"""

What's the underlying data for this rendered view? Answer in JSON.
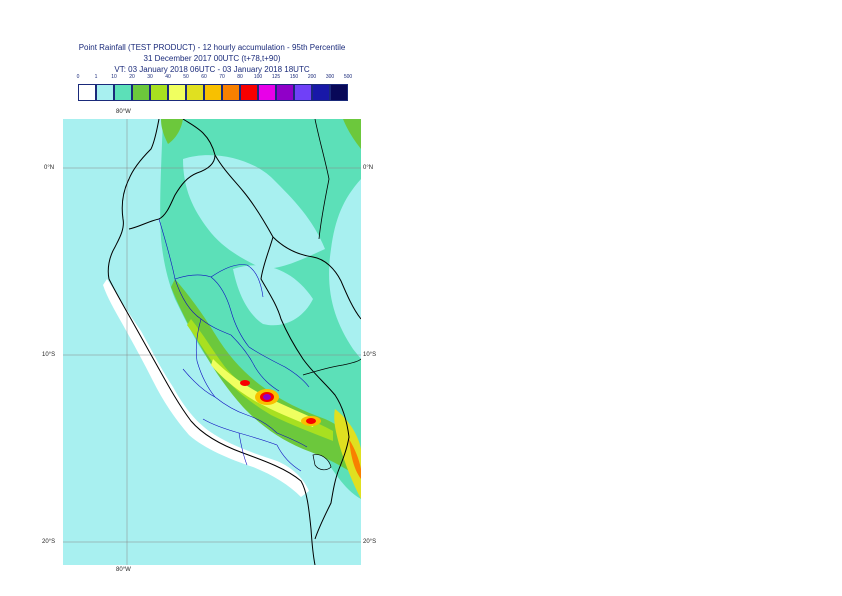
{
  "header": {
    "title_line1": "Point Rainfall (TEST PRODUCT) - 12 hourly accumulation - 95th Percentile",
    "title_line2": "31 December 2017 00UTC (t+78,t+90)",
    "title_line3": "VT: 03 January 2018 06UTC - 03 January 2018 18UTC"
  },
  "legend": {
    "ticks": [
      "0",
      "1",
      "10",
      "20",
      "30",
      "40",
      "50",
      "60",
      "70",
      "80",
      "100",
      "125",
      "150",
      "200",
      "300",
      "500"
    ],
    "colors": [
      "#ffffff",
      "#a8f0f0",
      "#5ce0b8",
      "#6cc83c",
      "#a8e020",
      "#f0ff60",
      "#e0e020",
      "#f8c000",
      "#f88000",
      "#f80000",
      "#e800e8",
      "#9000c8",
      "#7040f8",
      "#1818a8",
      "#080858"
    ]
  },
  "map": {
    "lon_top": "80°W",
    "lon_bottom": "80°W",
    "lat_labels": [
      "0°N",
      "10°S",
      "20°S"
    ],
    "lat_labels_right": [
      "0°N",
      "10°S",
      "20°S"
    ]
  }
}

"""
"""

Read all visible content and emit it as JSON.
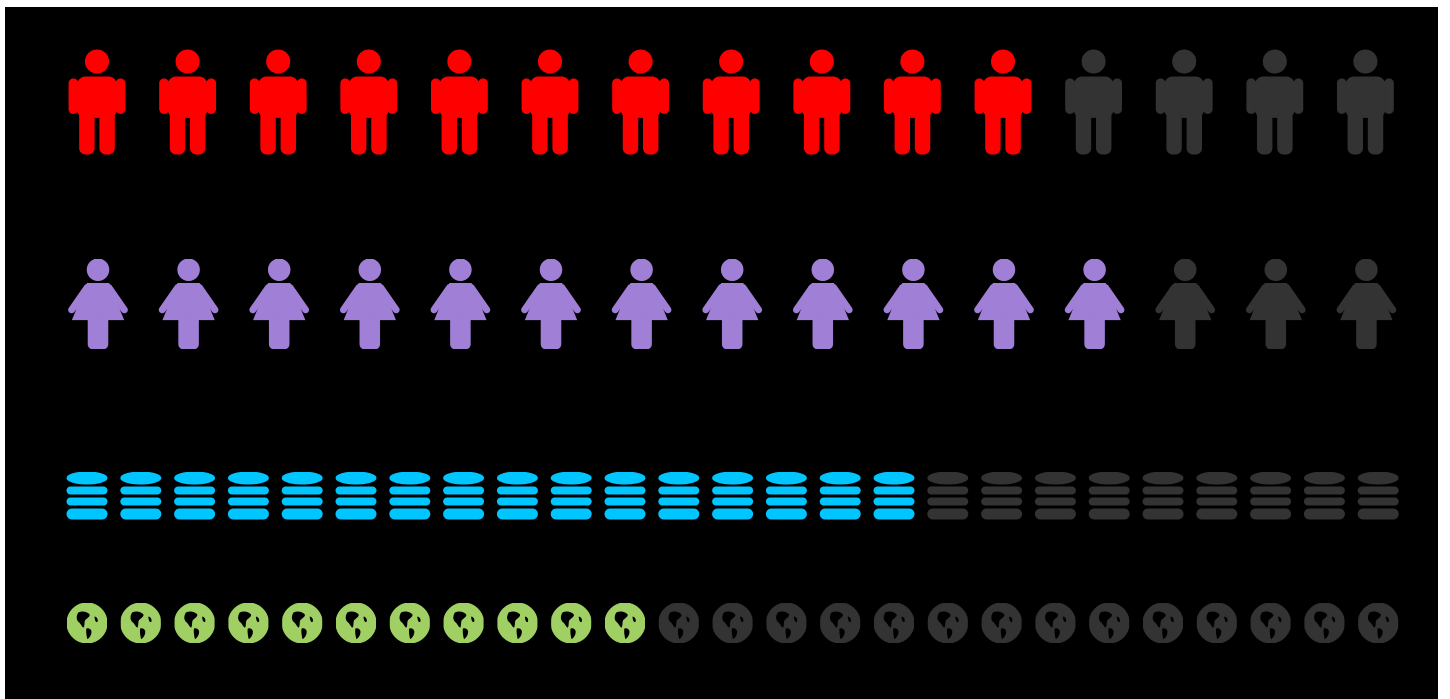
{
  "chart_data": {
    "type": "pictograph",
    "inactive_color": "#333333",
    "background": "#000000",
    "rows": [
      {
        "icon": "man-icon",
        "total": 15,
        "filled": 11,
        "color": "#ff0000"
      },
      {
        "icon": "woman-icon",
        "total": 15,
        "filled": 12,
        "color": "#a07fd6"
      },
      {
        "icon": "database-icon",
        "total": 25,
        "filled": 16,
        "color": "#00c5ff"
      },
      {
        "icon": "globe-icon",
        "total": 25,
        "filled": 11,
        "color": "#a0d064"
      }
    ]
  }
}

"""
"""

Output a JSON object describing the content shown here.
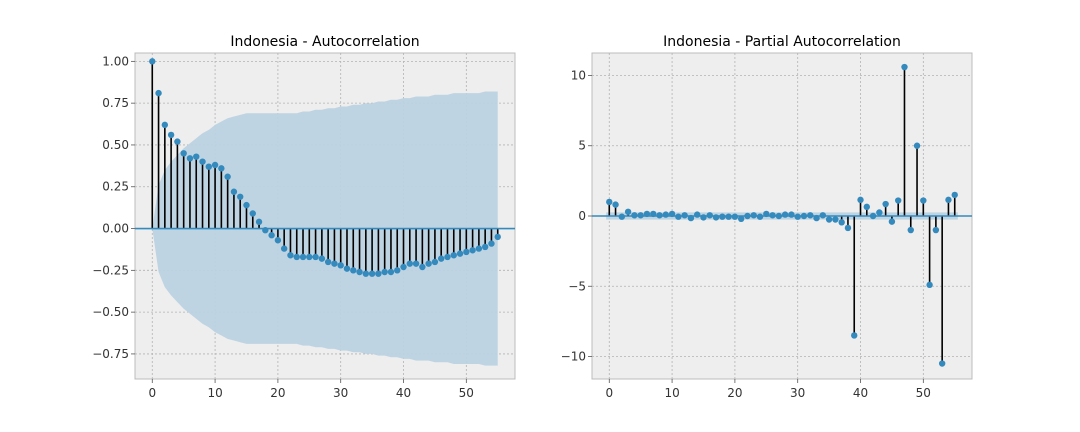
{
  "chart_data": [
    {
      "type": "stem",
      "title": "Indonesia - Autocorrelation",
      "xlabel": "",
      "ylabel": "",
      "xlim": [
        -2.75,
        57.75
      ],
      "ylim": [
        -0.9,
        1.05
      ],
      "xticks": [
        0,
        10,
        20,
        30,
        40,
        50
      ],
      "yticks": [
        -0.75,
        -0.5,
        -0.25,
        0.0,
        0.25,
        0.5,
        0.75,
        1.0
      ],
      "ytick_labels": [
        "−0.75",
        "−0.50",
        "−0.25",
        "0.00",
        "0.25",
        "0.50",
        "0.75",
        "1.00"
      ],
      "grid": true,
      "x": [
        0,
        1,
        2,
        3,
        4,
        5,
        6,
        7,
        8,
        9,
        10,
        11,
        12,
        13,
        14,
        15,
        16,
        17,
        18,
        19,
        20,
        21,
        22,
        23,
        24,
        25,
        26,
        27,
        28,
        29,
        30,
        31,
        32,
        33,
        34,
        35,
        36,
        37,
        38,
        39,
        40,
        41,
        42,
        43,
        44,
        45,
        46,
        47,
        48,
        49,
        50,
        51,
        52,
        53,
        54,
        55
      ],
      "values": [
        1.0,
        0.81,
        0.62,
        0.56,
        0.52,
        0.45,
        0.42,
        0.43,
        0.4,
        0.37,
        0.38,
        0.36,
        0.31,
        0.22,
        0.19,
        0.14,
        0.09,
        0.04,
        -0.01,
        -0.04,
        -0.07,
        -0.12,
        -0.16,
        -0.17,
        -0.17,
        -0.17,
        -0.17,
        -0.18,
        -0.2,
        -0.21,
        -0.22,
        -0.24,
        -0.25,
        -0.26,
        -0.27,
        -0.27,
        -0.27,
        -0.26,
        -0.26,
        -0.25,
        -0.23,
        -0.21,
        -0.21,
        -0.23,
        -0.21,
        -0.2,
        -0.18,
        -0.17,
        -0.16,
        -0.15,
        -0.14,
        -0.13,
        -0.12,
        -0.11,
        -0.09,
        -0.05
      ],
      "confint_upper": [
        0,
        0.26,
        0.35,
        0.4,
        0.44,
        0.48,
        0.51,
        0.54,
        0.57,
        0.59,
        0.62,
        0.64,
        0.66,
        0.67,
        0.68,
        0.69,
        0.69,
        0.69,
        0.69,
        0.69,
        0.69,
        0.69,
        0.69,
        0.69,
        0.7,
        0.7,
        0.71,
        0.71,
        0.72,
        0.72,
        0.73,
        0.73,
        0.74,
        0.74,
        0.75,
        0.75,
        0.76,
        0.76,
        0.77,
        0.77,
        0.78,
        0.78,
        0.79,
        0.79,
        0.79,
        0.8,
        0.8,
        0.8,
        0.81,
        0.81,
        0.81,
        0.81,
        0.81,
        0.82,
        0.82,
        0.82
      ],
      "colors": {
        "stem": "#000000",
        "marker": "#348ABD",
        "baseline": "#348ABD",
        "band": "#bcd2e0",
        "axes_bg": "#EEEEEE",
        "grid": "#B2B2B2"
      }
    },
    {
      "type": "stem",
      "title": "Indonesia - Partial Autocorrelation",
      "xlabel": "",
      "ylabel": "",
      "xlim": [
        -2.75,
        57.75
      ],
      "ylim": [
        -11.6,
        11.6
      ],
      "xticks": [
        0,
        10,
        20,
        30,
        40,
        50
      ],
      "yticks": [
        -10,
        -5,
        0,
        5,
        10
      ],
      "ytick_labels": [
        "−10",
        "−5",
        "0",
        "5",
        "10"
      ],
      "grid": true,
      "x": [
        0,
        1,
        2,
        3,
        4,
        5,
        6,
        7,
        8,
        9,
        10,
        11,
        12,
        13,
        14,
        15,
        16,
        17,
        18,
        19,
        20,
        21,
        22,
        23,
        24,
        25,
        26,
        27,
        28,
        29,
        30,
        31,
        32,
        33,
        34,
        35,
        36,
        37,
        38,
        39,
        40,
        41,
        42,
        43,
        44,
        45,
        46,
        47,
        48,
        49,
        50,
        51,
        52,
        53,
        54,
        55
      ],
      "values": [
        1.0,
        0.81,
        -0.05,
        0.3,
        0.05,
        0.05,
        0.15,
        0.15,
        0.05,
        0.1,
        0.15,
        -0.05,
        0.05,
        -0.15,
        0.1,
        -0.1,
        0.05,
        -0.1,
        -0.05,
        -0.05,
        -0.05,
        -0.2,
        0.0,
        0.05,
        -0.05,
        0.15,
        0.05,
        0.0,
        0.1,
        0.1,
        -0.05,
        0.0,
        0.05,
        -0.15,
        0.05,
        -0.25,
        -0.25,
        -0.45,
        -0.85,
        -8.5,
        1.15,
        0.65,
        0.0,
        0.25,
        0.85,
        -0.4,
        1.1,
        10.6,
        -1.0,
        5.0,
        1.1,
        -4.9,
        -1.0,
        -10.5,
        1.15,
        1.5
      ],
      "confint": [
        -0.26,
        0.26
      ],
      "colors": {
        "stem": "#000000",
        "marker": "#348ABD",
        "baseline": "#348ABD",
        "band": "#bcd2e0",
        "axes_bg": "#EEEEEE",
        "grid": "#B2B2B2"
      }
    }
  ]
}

"""

Identify the lines in the entries above that contain "Indonesia", then copy them out.

      "title": "Indonesia - Autocorrelation",
      "title": "Indonesia - Partial Autocorrelation",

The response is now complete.